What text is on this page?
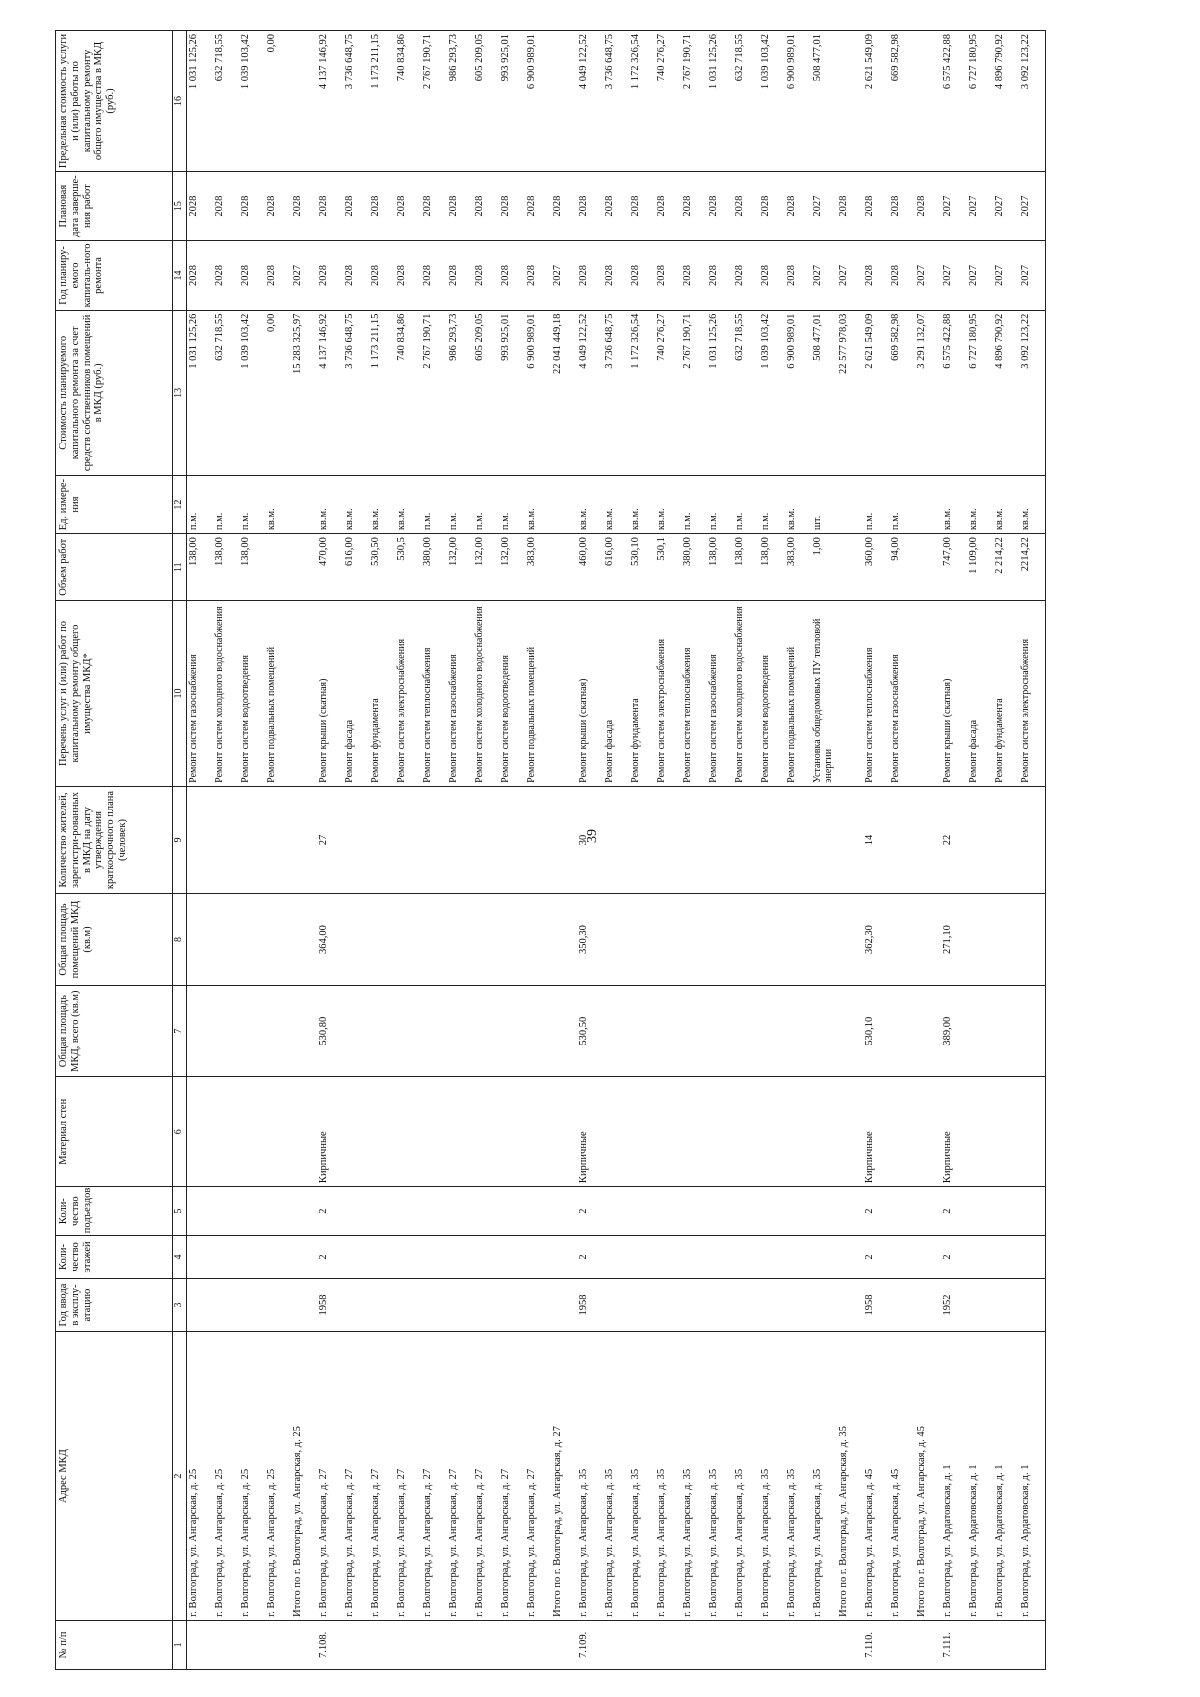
39
№ п/п	Адрес МКД	Год ввода в эксплу-атацию	Коли-чество этажей	Коли-чество подъездов	Материал стен	Общая площадь МКД, всего (кв.м)	Общая площадь помещений МКД (кв.м)	Количество жителей, зарегистри-рованных в МКД на дату утверждения краткосрочного плана (человек)	Перечень услуг и (или) работ по капитальному ремонту общего имущества МКД*	Объем работ	Ед. измере-ния	Стоимость планируемого капитального ремонта за счет средств собственников помещений в МКД (руб.)	Год планиру-емого капиталь-ного ремонта	Плановая дата заверше-ния работ	Предельная стоимость услуги и (или) работы по капитальному ремонту общего имущества в МКД (руб.)
1	2	3	4	5	6	7	8	9	10	11	12	13	14	15	16
	г. Волгоград, ул. Ангарская, д. 25								Ремонт систем газоснабжения	138,00	п.м.	1 031 125,26	2028	2028	1 031 125,26
	г. Волгоград, ул. Ангарская, д. 25								Ремонт систем холодного водоснабжения	138,00	п.м.	632 718,55	2028	2028	632 718,55
	г. Волгоград, ул. Ангарская, д. 25								Ремонт систем водоотведения	138,00	п.м.	1 039 103,42	2028	2028	1 039 103,42
	г. Волгоград, ул. Ангарская, д. 25								Ремонт подвальных помещений		кв.м.	0,00	2028	2028	0,00
	Итого по г. Волгоград, ул. Ангарская, д. 25											15 283 325,97	2027	2028	
7.108.	г. Волгоград, ул. Ангарская, д. 27	1958	2	2	Кирпичные	530,80	364,00	27	Ремонт крыши (скатная)	470,00	кв.м.	4 137 146,92	2028	2028	4 137 146,92
	г. Волгоград, ул. Ангарская, д. 27								Ремонт фасада	616,00	кв.м.	3 736 648,75	2028	2028	3 736 648,75
	г. Волгоград, ул. Ангарская, д. 27								Ремонт фундамента	530,50	кв.м.	1 173 211,15	2028	2028	1 173 211,15
	г. Волгоград, ул. Ангарская, д. 27								Ремонт систем электроснабжения	530,5	кв.м.	740 834,86	2028	2028	740 834,86
	г. Волгоград, ул. Ангарская, д. 27								Ремонт систем теплоснабжения	380,00	п.м.	2 767 190,71	2028	2028	2 767 190,71
	г. Волгоград, ул. Ангарская, д. 27								Ремонт систем газоснабжения	132,00	п.м.	986 293,73	2028	2028	986 293,73
	г. Волгоград, ул. Ангарская, д. 27								Ремонт систем холодного водоснабжения	132,00	п.м.	605 209,05	2028	2028	605 209,05
	г. Волгоград, ул. Ангарская, д. 27								Ремонт систем водоотведения	132,00	п.м.	993 925,01	2028	2028	993 925,01
	г. Волгоград, ул. Ангарская, д. 27								Ремонт подвальных помещений	383,00	кв.м.	6 900 989,01	2028	2028	6 900 989,01
	Итого по г. Волгоград, ул. Ангарская, д. 27											22 041 449,18	2027	2028	
7.109.	г. Волгоград, ул. Ангарская, д. 35	1958	2	2	Кирпичные	530,50	350,30	30	Ремонт крыши (скатная)	460,00	кв.м.	4 049 122,52	2028	2028	4 049 122,52
	г. Волгоград, ул. Ангарская, д. 35								Ремонт фасада	616,00	кв.м.	3 736 648,75	2028	2028	3 736 648,75
	г. Волгоград, ул. Ангарская, д. 35								Ремонт фундамента	530,10	кв.м.	1 172 326,54	2028	2028	1 172 326,54
	г. Волгоград, ул. Ангарская, д. 35								Ремонт систем электроснабжения	530,1	кв.м.	740 276,27	2028	2028	740 276,27
	г. Волгоград, ул. Ангарская, д. 35								Ремонт систем теплоснабжения	380,00	п.м.	2 767 190,71	2028	2028	2 767 190,71
	г. Волгоград, ул. Ангарская, д. 35								Ремонт систем газоснабжения	138,00	п.м.	1 031 125,26	2028	2028	1 031 125,26
	г. Волгоград, ул. Ангарская, д. 35								Ремонт систем холодного водоснабжения	138,00	п.м.	632 718,55	2028	2028	632 718,55
	г. Волгоград, ул. Ангарская, д. 35								Ремонт систем водоотведения	138,00	п.м.	1 039 103,42	2028	2028	1 039 103,42
	г. Волгоград, ул. Ангарская, д. 35								Ремонт подвальных помещений	383,00	кв.м.	6 900 989,01	2028	2028	6 900 989,01
	г. Волгоград, ул. Ангарская, д. 35								Установка общедомовых ПУ тепловой энергии	1,00	шт.	508 477,01	2027	2027	508 477,01
	Итого по г. Волгоград, ул. Ангарская, д. 35											22 577 978,03	2027	2028	
7.110.	г. Волгоград, ул. Ангарская, д. 45	1958	2	2	Кирпичные	530,10	362,30	14	Ремонт систем теплоснабжения	360,00	п.м.	2 621 549,09	2028	2028	2 621 549,09
	г. Волгоград, ул. Ангарская, д. 45								Ремонт систем газоснабжения	94,00	п.м.	669 582,98	2028	2028	669 582,98
	Итого по г. Волгоград, ул. Ангарская, д. 45											3 291 132,07	2027	2028	
7.111.	г. Волгоград, ул. Ардатовская, д. 1	1952	2	2	Кирпичные	389,00	271,10	22	Ремонт крыши (скатная)	747,00	кв.м.	6 575 422,88	2027	2027	6 575 422,88
	г. Волгоград, ул. Ардатовская, д. 1								Ремонт фасада	1 109,00	кв.м.	6 727 180,95	2027	2027	6 727 180,95
	г. Волгоград, ул. Ардатовская, д. 1								Ремонт фундамента	2 214,22	кв.м.	4 896 790,92	2027	2027	4 896 790,92
	г. Волгоград, ул. Ардатовская, д. 1								Ремонт систем электроснабжения	2214,22	кв.м.	3 092 123,22	2027	2027	3 092 123,22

- TASK TO CARRY OUT -
Copy out all the data without changing anything, and drop the pictures.

- SOLUTION FOR THIS PROBLEM -
What text is on this page?
39
№ п/п	Адрес МКД	Год ввода в эксплу-атацию	Коли-чество этажей	Коли-чество подъездов	Материал стен	Общая площадь МКД, всего (кв.м)	Общая площадь помещений МКД (кв.м)	Количество жителей, зарегистри-рованных в МКД на дату утверждения краткосрочного плана (человек)	Перечень услуг и (или) работ по капитальному ремонту общего имущества МКД*	Объем работ	Ед. измере-ния	Стоимость планируемого капитального ремонта за счет средств собственников помещений в МКД (руб.)	Год планиру-емого капиталь-ного ремонта	Плановая дата заверше-ния работ	Предельная стоимость услуги и (или) работы по капитальному ремонту общего имущества в МКД (руб.)
1	2	3	4	5	6	7	8	9	10	11	12	13	14	15	16
	г. Волгоград, ул. Ангарская, д. 25								Ремонт систем газоснабжения	138,00	п.м.	1 031 125,26	2028	2028	1 031 125,26
	г. Волгоград, ул. Ангарская, д. 25								Ремонт систем холодного водоснабжения	138,00	п.м.	632 718,55	2028	2028	632 718,55
	г. Волгоград, ул. Ангарская, д. 25								Ремонт систем водоотведения	138,00	п.м.	1 039 103,42	2028	2028	1 039 103,42
	г. Волгоград, ул. Ангарская, д. 25								Ремонт подвальных помещений		кв.м.	0,00	2028	2028	0,00
	Итого по г. Волгоград, ул. Ангарская, д. 25											15 283 325,97	2027	2028	
7.108.	г. Волгоград, ул. Ангарская, д. 27	1958	2	2	Кирпичные	530,80	364,00	27	Ремонт крыши (скатная)	470,00	кв.м.	4 137 146,92	2028	2028	4 137 146,92
	г. Волгоград, ул. Ангарская, д. 27								Ремонт фасада	616,00	кв.м.	3 736 648,75	2028	2028	3 736 648,75
	г. Волгоград, ул. Ангарская, д. 27								Ремонт фундамента	530,50	кв.м.	1 173 211,15	2028	2028	1 173 211,15
	г. Волгоград, ул. Ангарская, д. 27								Ремонт систем электроснабжения	530,5	кв.м.	740 834,86	2028	2028	740 834,86
	г. Волгоград, ул. Ангарская, д. 27								Ремонт систем теплоснабжения	380,00	п.м.	2 767 190,71	2028	2028	2 767 190,71
	г. Волгоград, ул. Ангарская, д. 27								Ремонт систем газоснабжения	132,00	п.м.	986 293,73	2028	2028	986 293,73
	г. Волгоград, ул. Ангарская, д. 27								Ремонт систем холодного водоснабжения	132,00	п.м.	605 209,05	2028	2028	605 209,05
	г. Волгоград, ул. Ангарская, д. 27								Ремонт систем водоотведения	132,00	п.м.	993 925,01	2028	2028	993 925,01
	г. Волгоград, ул. Ангарская, д. 27								Ремонт подвальных помещений	383,00	кв.м.	6 900 989,01	2028	2028	6 900 989,01
	Итого по г. Волгоград, ул. Ангарская, д. 27											22 041 449,18	2027	2028	
7.109.	г. Волгоград, ул. Ангарская, д. 35	1958	2	2	Кирпичные	530,50	350,30	30	Ремонт крыши (скатная)	460,00	кв.м.	4 049 122,52	2028	2028	4 049 122,52
	г. Волгоград, ул. Ангарская, д. 35								Ремонт фасада	616,00	кв.м.	3 736 648,75	2028	2028	3 736 648,75
	г. Волгоград, ул. Ангарская, д. 35								Ремонт фундамента	530,10	кв.м.	1 172 326,54	2028	2028	1 172 326,54
	г. Волгоград, ул. Ангарская, д. 35								Ремонт систем электроснабжения	530,1	кв.м.	740 276,27	2028	2028	740 276,27
	г. Волгоград, ул. Ангарская, д. 35								Ремонт систем теплоснабжения	380,00	п.м.	2 767 190,71	2028	2028	2 767 190,71
	г. Волгоград, ул. Ангарская, д. 35								Ремонт систем газоснабжения	138,00	п.м.	1 031 125,26	2028	2028	1 031 125,26
	г. Волгоград, ул. Ангарская, д. 35								Ремонт систем холодного водоснабжения	138,00	п.м.	632 718,55	2028	2028	632 718,55
	г. Волгоград, ул. Ангарская, д. 35								Ремонт систем водоотведения	138,00	п.м.	1 039 103,42	2028	2028	1 039 103,42
	г. Волгоград, ул. Ангарская, д. 35								Ремонт подвальных помещений	383,00	кв.м.	6 900 989,01	2028	2028	6 900 989,01
	г. Волгоград, ул. Ангарская, д. 35								Установка общедомовых ПУ тепловой энергии	1,00	шт.	508 477,01	2027	2027	508 477,01
	Итого по г. Волгоград, ул. Ангарская, д. 35											22 577 978,03	2027	2028	
7.110.	г. Волгоград, ул. Ангарская, д. 45	1958	2	2	Кирпичные	530,10	362,30	14	Ремонт систем теплоснабжения	360,00	п.м.	2 621 549,09	2028	2028	2 621 549,09
	г. Волгоград, ул. Ангарская, д. 45								Ремонт систем газоснабжения	94,00	п.м.	669 582,98	2028	2028	669 582,98
	Итого по г. Волгоград, ул. Ангарская, д. 45											3 291 132,07	2027	2028	
7.111.	г. Волгоград, ул. Ардатовская, д. 1	1952	2	2	Кирпичные	389,00	271,10	22	Ремонт крыши (скатная)	747,00	кв.м.	6 575 422,88	2027	2027	6 575 422,88
	г. Волгоград, ул. Ардатовская, д. 1								Ремонт фасада	1 109,00	кв.м.	6 727 180,95	2027	2027	6 727 180,95
	г. Волгоград, ул. Ардатовская, д. 1								Ремонт фундамента	2 214,22	кв.м.	4 896 790,92	2027	2027	4 896 790,92
	г. Волгоград, ул. Ардатовская, д. 1								Ремонт систем электроснабжения	2214,22	кв.м.	3 092 123,22	2027	2027	3 092 123,22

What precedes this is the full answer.